## start Recorded data

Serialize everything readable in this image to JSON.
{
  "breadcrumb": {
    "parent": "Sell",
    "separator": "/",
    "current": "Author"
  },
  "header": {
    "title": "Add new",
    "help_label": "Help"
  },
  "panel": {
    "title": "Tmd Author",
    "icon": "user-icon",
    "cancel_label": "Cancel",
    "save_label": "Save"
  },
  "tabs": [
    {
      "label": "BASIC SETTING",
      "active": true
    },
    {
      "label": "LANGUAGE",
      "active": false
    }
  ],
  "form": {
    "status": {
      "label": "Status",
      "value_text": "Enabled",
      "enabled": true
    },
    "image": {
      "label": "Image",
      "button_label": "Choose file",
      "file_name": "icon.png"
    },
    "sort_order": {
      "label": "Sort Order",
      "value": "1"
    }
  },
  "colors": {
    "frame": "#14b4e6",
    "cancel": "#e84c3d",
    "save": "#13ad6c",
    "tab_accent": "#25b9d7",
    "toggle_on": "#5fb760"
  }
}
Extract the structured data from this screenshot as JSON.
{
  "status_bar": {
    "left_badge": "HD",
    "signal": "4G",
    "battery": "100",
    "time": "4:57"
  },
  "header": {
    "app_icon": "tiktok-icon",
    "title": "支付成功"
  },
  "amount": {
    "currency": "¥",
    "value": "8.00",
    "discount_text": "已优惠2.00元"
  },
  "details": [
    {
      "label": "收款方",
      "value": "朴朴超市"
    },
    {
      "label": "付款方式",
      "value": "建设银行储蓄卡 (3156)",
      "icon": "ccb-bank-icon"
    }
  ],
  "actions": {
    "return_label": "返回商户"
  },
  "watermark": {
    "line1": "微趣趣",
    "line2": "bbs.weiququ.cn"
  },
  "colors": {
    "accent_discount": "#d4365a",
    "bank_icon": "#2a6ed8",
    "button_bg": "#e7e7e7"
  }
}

## end Recorded data

Copy every line from the records above that contains the word "this".

Serialize everything readable in this image to JSON.
Extract the structured data from this screenshot as JSON.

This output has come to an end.